**WHAT THE EXERCISE ASKS**: Could you transcribe the material below exactly, without leaving out a single line?

**GIVEN DATA**:
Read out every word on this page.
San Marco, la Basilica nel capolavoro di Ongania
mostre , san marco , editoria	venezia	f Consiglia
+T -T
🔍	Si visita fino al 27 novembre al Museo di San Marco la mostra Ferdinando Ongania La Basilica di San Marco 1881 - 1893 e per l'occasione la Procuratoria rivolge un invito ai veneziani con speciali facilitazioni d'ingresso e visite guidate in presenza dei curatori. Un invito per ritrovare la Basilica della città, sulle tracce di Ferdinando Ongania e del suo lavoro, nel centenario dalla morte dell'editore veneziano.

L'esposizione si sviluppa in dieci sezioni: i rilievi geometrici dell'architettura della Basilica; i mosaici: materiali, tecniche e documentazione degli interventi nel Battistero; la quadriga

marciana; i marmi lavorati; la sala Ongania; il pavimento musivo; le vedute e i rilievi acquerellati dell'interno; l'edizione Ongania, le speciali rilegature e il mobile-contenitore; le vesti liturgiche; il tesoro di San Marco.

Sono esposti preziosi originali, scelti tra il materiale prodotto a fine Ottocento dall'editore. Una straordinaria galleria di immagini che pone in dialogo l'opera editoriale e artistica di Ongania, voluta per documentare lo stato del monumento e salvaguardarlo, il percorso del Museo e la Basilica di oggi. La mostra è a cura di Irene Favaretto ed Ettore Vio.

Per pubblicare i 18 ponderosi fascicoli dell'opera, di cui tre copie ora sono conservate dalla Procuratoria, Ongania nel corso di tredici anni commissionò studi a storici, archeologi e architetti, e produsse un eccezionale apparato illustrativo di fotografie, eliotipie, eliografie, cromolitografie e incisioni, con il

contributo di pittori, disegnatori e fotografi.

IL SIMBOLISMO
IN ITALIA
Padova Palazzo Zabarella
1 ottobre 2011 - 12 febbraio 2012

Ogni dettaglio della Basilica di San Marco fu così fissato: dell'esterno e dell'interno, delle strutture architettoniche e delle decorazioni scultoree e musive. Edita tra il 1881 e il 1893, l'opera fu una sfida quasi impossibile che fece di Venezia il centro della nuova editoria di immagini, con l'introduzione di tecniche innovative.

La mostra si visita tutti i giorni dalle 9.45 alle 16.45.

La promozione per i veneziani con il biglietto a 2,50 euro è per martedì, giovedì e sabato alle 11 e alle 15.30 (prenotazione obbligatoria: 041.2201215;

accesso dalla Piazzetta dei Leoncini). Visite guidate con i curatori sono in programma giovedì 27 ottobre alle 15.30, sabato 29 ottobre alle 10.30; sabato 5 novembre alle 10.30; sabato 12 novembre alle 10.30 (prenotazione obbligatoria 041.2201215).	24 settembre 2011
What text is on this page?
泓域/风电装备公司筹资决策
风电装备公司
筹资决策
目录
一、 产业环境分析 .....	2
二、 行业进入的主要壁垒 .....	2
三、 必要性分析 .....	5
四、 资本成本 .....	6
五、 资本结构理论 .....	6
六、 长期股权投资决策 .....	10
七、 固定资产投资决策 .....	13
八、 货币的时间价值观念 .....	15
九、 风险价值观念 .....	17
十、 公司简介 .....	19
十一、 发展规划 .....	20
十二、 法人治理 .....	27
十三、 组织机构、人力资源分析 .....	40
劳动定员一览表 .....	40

**SOLUTION**:
Read out every word on this page.
San Marco, la Basilica nel capolavoro di Ongania
mostre , san marco , editoria	venezia	f Consiglia
+T -T
🔍	Si visita fino al 27 novembre al Museo di San Marco la mostra Ferdinando Ongania La Basilica di San Marco 1881 - 1893 e per l'occasione la Procuratoria rivolge un invito ai veneziani con speciali facilitazioni d'ingresso e visite guidate in presenza dei curatori. Un invito per ritrovare la Basilica della città, sulle tracce di Ferdinando Ongania e del suo lavoro, nel centenario dalla morte dell'editore veneziano.

L'esposizione si sviluppa in dieci sezioni: i rilievi geometrici dell'architettura della Basilica; i mosaici: materiali, tecniche e documentazione degli interventi nel Battistero; la quadriga

marciana; i marmi lavorati; la sala Ongania; il pavimento musivo; le vedute e i rilievi acquerellati dell'interno; l'edizione Ongania, le speciali rilegature e il mobile-contenitore; le vesti liturgiche; il tesoro di San Marco.

Sono esposti preziosi originali, scelti tra il materiale prodotto a fine Ottocento dall'editore. Una straordinaria galleria di immagini che pone in dialogo l'opera editoriale e artistica di Ongania, voluta per documentare lo stato del monumento e salvaguardarlo, il percorso del Museo e la Basilica di oggi. La mostra è a cura di Irene Favaretto ed Ettore Vio.

Per pubblicare i 18 ponderosi fascicoli dell'opera, di cui tre copie ora sono conservate dalla Procuratoria, Ongania nel corso di tredici anni commissionò studi a storici, archeologi e architetti, e produsse un eccezionale apparato illustrativo di fotografie, eliotipie, eliografie, cromolitografie e incisioni, con il

contributo di pittori, disegnatori e fotografi.

IL SIMBOLISMO
IN ITALIA
Padova Palazzo Zabarella
1 ottobre 2011 - 12 febbraio 2012

Ogni dettaglio della Basilica di San Marco fu così fissato: dell'esterno e dell'interno, delle strutture architettoniche e delle decorazioni scultoree e musive. Edita tra il 1881 e il 1893, l'opera fu una sfida quasi impossibile che fece di Venezia il centro della nuova editoria di immagini, con l'introduzione di tecniche innovative.

La mostra si visita tutti i giorni dalle 9.45 alle 16.45.

La promozione per i veneziani con il biglietto a 2,50 euro è per martedì, giovedì e sabato alle 11 e alle 15.30 (prenotazione obbligatoria: 041.2201215;

accesso dalla Piazzetta dei Leoncini). Visite guidate con i curatori sono in programma giovedì 27 ottobre alle 15.30, sabato 29 ottobre alle 10.30; sabato 5 novembre alle 10.30; sabato 12 novembre alle 10.30 (prenotazione obbligatoria 041.2201215).	24 settembre 2011
What text is on this page?
泓域/风电装备公司筹资决策
风电装备公司
筹资决策
目录
一、 产业环境分析 .....	2
二、 行业进入的主要壁垒 .....	2
三、 必要性分析 .....	5
四、 资本成本 .....	6
五、 资本结构理论 .....	6
六、 长期股权投资决策 .....	10
七、 固定资产投资决策 .....	13
八、 货币的时间价值观念 .....	15
九、 风险价值观念 .....	17
十、 公司简介 .....	19
十一、 发展规划 .....	20
十二、 法人治理 .....	27
十三、 组织机构、人力资源分析 .....	40
劳动定员一览表 .....	40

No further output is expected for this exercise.